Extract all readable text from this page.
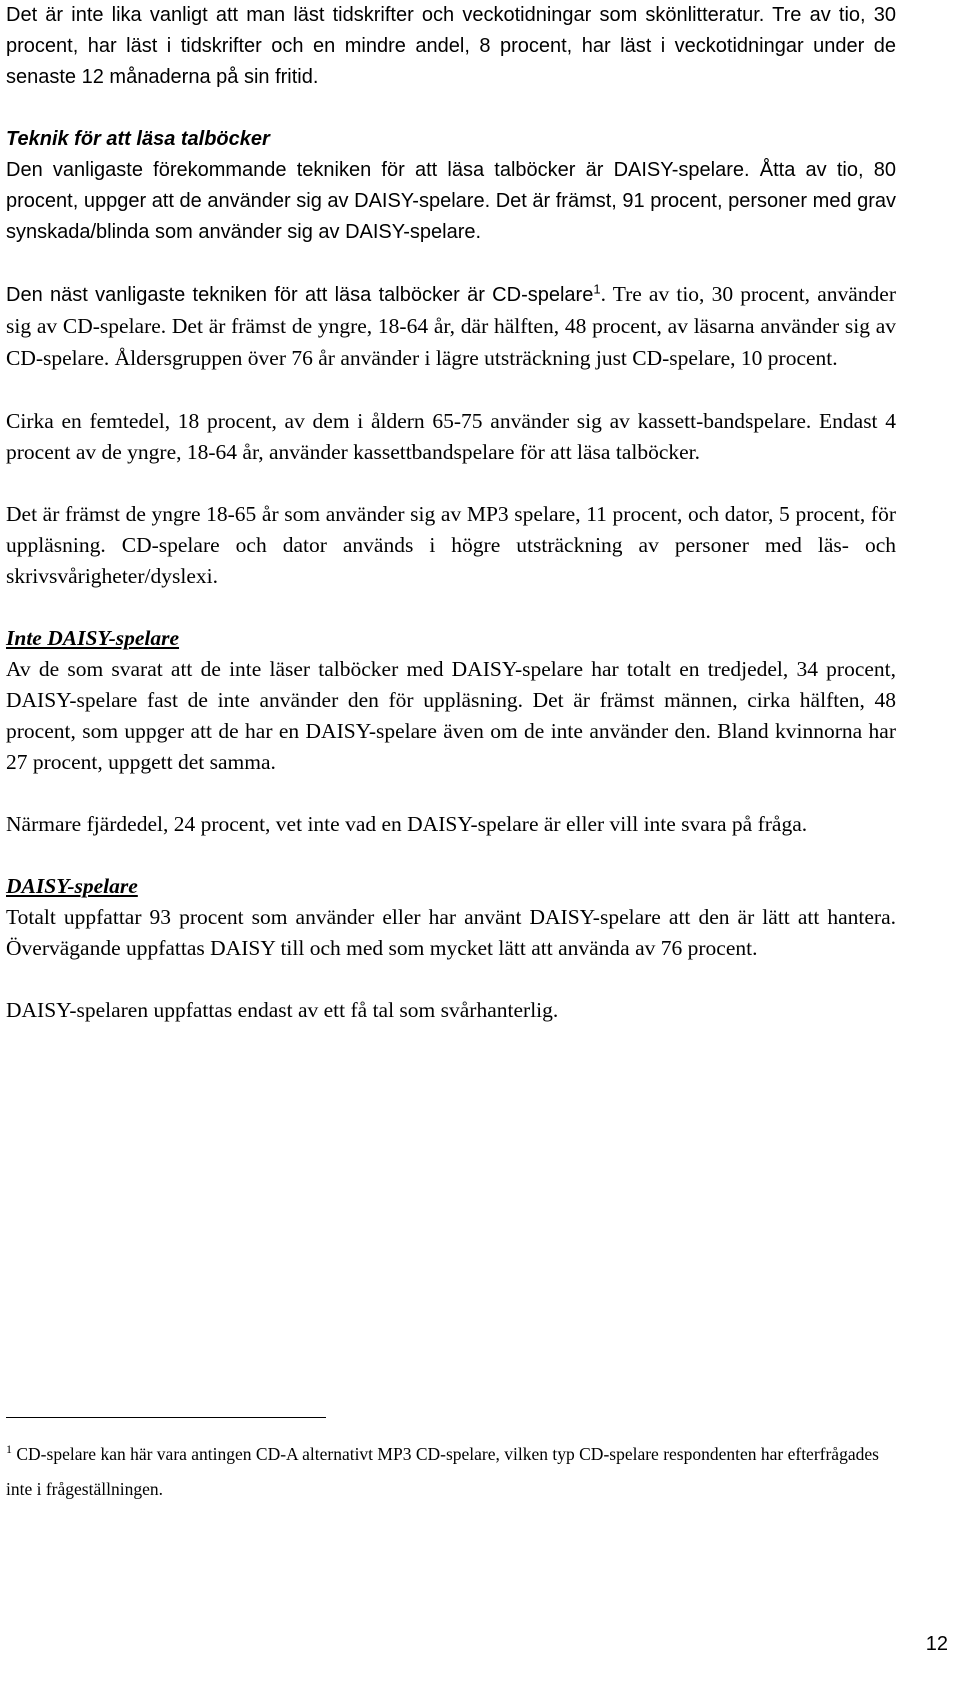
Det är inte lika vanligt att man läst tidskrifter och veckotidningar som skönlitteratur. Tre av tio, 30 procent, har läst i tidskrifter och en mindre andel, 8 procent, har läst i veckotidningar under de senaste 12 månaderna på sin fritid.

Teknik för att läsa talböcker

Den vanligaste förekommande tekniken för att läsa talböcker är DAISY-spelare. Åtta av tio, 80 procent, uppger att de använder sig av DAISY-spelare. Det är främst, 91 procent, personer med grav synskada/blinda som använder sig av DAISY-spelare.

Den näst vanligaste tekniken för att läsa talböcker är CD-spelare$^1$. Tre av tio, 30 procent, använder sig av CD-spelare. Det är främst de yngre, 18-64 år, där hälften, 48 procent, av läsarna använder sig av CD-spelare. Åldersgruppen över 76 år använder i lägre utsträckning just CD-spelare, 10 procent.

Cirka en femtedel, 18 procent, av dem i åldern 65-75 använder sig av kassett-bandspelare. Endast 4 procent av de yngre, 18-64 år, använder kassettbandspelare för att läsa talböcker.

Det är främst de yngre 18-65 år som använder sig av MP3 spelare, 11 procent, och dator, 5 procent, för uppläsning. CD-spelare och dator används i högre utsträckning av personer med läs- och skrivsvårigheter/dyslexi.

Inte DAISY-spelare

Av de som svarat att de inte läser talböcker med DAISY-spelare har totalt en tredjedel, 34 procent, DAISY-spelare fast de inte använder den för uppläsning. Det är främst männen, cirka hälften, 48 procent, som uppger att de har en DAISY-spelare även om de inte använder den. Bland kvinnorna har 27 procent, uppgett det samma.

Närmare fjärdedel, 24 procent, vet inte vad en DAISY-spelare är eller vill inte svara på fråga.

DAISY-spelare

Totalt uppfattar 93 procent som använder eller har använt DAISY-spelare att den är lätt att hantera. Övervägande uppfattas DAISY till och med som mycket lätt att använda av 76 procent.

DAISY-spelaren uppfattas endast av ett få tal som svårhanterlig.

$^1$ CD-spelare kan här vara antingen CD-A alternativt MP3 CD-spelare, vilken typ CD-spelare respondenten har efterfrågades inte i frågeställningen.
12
+++
Reproduce every line above as written, skipping pictures.

Extract all readable text from this page.
Det är inte lika vanligt att man läst tidskrifter och veckotidningar som skönlitteratur. Tre av tio, 30 procent, har läst i tidskrifter och en mindre andel, 8 procent, har läst i veckotidningar under de senaste 12 månaderna på sin fritid.

Teknik för att läsa talböcker

Den vanligaste förekommande tekniken för att läsa talböcker är DAISY-spelare. Åtta av tio, 80 procent, uppger att de använder sig av DAISY-spelare. Det är främst, 91 procent, personer med grav synskada/blinda som använder sig av DAISY-spelare.

Den näst vanligaste tekniken för att läsa talböcker är CD-spelare$^1$. Tre av tio, 30 procent, använder sig av CD-spelare. Det är främst de yngre, 18-64 år, där hälften, 48 procent, av läsarna använder sig av CD-spelare. Åldersgruppen över 76 år använder i lägre utsträckning just CD-spelare, 10 procent.

Cirka en femtedel, 18 procent, av dem i åldern 65-75 använder sig av kassett-bandspelare. Endast 4 procent av de yngre, 18-64 år, använder kassettbandspelare för att läsa talböcker.

Det är främst de yngre 18-65 år som använder sig av MP3 spelare, 11 procent, och dator, 5 procent, för uppläsning. CD-spelare och dator används i högre utsträckning av personer med läs- och skrivsvårigheter/dyslexi.

Inte DAISY-spelare

Av de som svarat att de inte läser talböcker med DAISY-spelare har totalt en tredjedel, 34 procent, DAISY-spelare fast de inte använder den för uppläsning. Det är främst männen, cirka hälften, 48 procent, som uppger att de har en DAISY-spelare även om de inte använder den. Bland kvinnorna har 27 procent, uppgett det samma.

Närmare fjärdedel, 24 procent, vet inte vad en DAISY-spelare är eller vill inte svara på fråga.

DAISY-spelare

Totalt uppfattar 93 procent som använder eller har använt DAISY-spelare att den är lätt att hantera. Övervägande uppfattas DAISY till och med som mycket lätt att använda av 76 procent.

DAISY-spelaren uppfattas endast av ett få tal som svårhanterlig.

$^1$ CD-spelare kan här vara antingen CD-A alternativt MP3 CD-spelare, vilken typ CD-spelare respondenten har efterfrågades inte i frågeställningen.
12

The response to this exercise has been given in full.